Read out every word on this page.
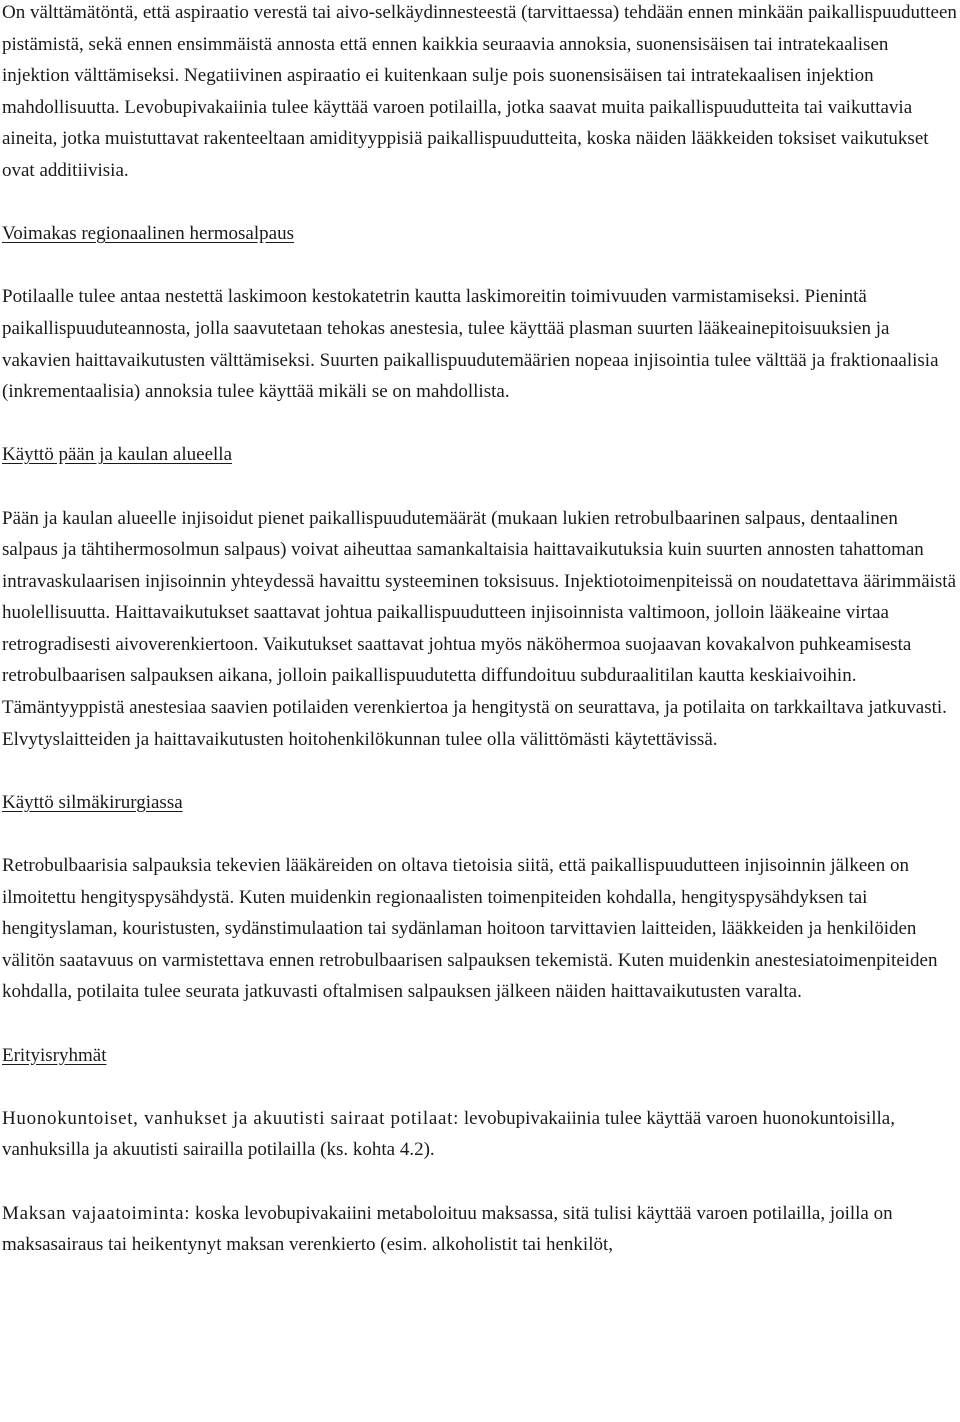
On välttämätöntä, että aspiraatio verestä tai aivo-selkäydinnesteestä (tarvittaessa) tehdään ennen minkään paikallispuudutteen pistämistä, sekä ennen ensimmäistä annosta että ennen kaikkia seuraavia annoksia, suonensisäisen tai intratekaalisen injektion välttämiseksi. Negatiivinen aspiraatio ei kuitenkaan sulje pois suonensisäisen tai intratekaalisen injektion mahdollisuutta. Levobupivakaiinia tulee käyttää varoen potilailla, jotka saavat muita paikallispuudutteita tai vaikuttavia aineita, jotka muistuttavat rakenteeltaan amidityyppisiä paikallispuudutteita, koska näiden lääkkeiden toksiset vaikutukset ovat additiivisia.

Voimakas regionaalinen hermosalpaus

Potilaalle tulee antaa nestettä laskimoon kestokatetrin kautta laskimoreitin toimivuuden varmistamiseksi. Pienintä paikallispuuduteannosta, jolla saavutetaan tehokas anestesia, tulee käyttää plasman suurten lääkeainepitoisuuksien ja vakavien haittavaikutusten välttämiseksi. Suurten paikallispuudutemäärien nopeaa injisointia tulee välttää ja fraktionaalisia (inkrementaalisia) annoksia tulee käyttää mikäli se on mahdollista.

Käyttö pään ja kaulan alueella

Pään ja kaulan alueelle injisoidut pienet paikallispuudutemäärät (mukaan lukien retrobulbaarinen salpaus, dentaalinen salpaus ja tähtihermosolmun salpaus) voivat aiheuttaa samankaltaisia haittavaikutuksia kuin suurten annosten tahattoman intravaskulaarisen injisoinnin yhteydessä havaittu systeeminen toksisuus. Injektiotoimenpiteissä on noudatettava äärimmäistä huolellisuutta. Haittavaikutukset saattavat johtua paikallispuudutteen injisoinnista valtimoon, jolloin lääkeaine virtaa retrogradisesti aivoverenkiertoon. Vaikutukset saattavat johtua myös näköhermoa suojaavan kovakalvon puhkeamisesta retrobulbaarisen salpauksen aikana, jolloin paikallispuudutetta diffundoituu subduraalitilan kautta keskiaivoihin. Tämäntyyppistä anestesiaa saavien potilaiden verenkiertoa ja hengitystä on seurattava, ja potilaita on tarkkailtava jatkuvasti. Elvytyslaitteiden ja haittavaikutusten hoitohenkilökunnan tulee olla välittömästi käytettävissä.

Käyttö silmäkirurgiassa

Retrobulbaarisia salpauksia tekevien lääkäreiden on oltava tietoisia siitä, että paikallispuudutteen injisoinnin jälkeen on ilmoitettu hengityspysähdystä. Kuten muidenkin regionaalisten toimenpiteiden kohdalla, hengityspysähdyksen tai hengityslaman, kouristusten, sydänstimulaation tai sydänlaman hoitoon tarvittavien laitteiden, lääkkeiden ja henkilöiden välitön saatavuus on varmistettava ennen retrobulbaarisen salpauksen tekemistä. Kuten muidenkin anestesiatoimenpiteiden kohdalla, potilaita tulee seurata jatkuvasti oftalmisen salpauksen jälkeen näiden haittavaikutusten varalta.

Erityisryhmät

Huonokuntoiset, vanhukset ja akuutisti sairaat potilaat: levobupivakaiinia tulee käyttää varoen huonokuntoisilla, vanhuksilla ja akuutisti sairailla potilailla (ks. kohta 4.2).

Maksan vajaatoiminta: koska levobupivakaiini metaboloituu maksassa, sitä tulisi käyttää varoen potilailla, joilla on maksasairaus tai heikentynyt maksan verenkierto (esim. alkoholistit tai henkilöt,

☆ ☆ ☆

== Set task ==
Would you return the data exactly as written, without the pictures?

== Task result ==
Read out every word on this page.
On välttämätöntä, että aspiraatio verestä tai aivo-selkäydinnesteestä (tarvittaessa) tehdään ennen minkään paikallispuudutteen pistämistä, sekä ennen ensimmäistä annosta että ennen kaikkia seuraavia annoksia, suonensisäisen tai intratekaalisen injektion välttämiseksi. Negatiivinen aspiraatio ei kuitenkaan sulje pois suonensisäisen tai intratekaalisen injektion mahdollisuutta. Levobupivakaiinia tulee käyttää varoen potilailla, jotka saavat muita paikallispuudutteita tai vaikuttavia aineita, jotka muistuttavat rakenteeltaan amidityyppisiä paikallispuudutteita, koska näiden lääkkeiden toksiset vaikutukset ovat additiivisia.

Voimakas regionaalinen hermosalpaus

Potilaalle tulee antaa nestettä laskimoon kestokatetrin kautta laskimoreitin toimivuuden varmistamiseksi. Pienintä paikallispuuduteannosta, jolla saavutetaan tehokas anestesia, tulee käyttää plasman suurten lääkeainepitoisuuksien ja vakavien haittavaikutusten välttämiseksi. Suurten paikallispuudutemäärien nopeaa injisointia tulee välttää ja fraktionaalisia (inkrementaalisia) annoksia tulee käyttää mikäli se on mahdollista.

Käyttö pään ja kaulan alueella

Pään ja kaulan alueelle injisoidut pienet paikallispuudutemäärät (mukaan lukien retrobulbaarinen salpaus, dentaalinen salpaus ja tähtihermosolmun salpaus) voivat aiheuttaa samankaltaisia haittavaikutuksia kuin suurten annosten tahattoman intravaskulaarisen injisoinnin yhteydessä havaittu systeeminen toksisuus. Injektiotoimenpiteissä on noudatettava äärimmäistä huolellisuutta. Haittavaikutukset saattavat johtua paikallispuudutteen injisoinnista valtimoon, jolloin lääkeaine virtaa retrogradisesti aivoverenkiertoon. Vaikutukset saattavat johtua myös näköhermoa suojaavan kovakalvon puhkeamisesta retrobulbaarisen salpauksen aikana, jolloin paikallispuudutetta diffundoituu subduraalitilan kautta keskiaivoihin. Tämäntyyppistä anestesiaa saavien potilaiden verenkiertoa ja hengitystä on seurattava, ja potilaita on tarkkailtava jatkuvasti. Elvytyslaitteiden ja haittavaikutusten hoitohenkilökunnan tulee olla välittömästi käytettävissä.

Käyttö silmäkirurgiassa

Retrobulbaarisia salpauksia tekevien lääkäreiden on oltava tietoisia siitä, että paikallispuudutteen injisoinnin jälkeen on ilmoitettu hengityspysähdystä. Kuten muidenkin regionaalisten toimenpiteiden kohdalla, hengityspysähdyksen tai hengityslaman, kouristusten, sydänstimulaation tai sydänlaman hoitoon tarvittavien laitteiden, lääkkeiden ja henkilöiden välitön saatavuus on varmistettava ennen retrobulbaarisen salpauksen tekemistä. Kuten muidenkin anestesiatoimenpiteiden kohdalla, potilaita tulee seurata jatkuvasti oftalmisen salpauksen jälkeen näiden haittavaikutusten varalta.

Erityisryhmät

Huonokuntoiset, vanhukset ja akuutisti sairaat potilaat: levobupivakaiinia tulee käyttää varoen huonokuntoisilla, vanhuksilla ja akuutisti sairailla potilailla (ks. kohta 4.2).

Maksan vajaatoiminta: koska levobupivakaiini metaboloituu maksassa, sitä tulisi käyttää varoen potilailla, joilla on maksasairaus tai heikentynyt maksan verenkierto (esim. alkoholistit tai henkilöt,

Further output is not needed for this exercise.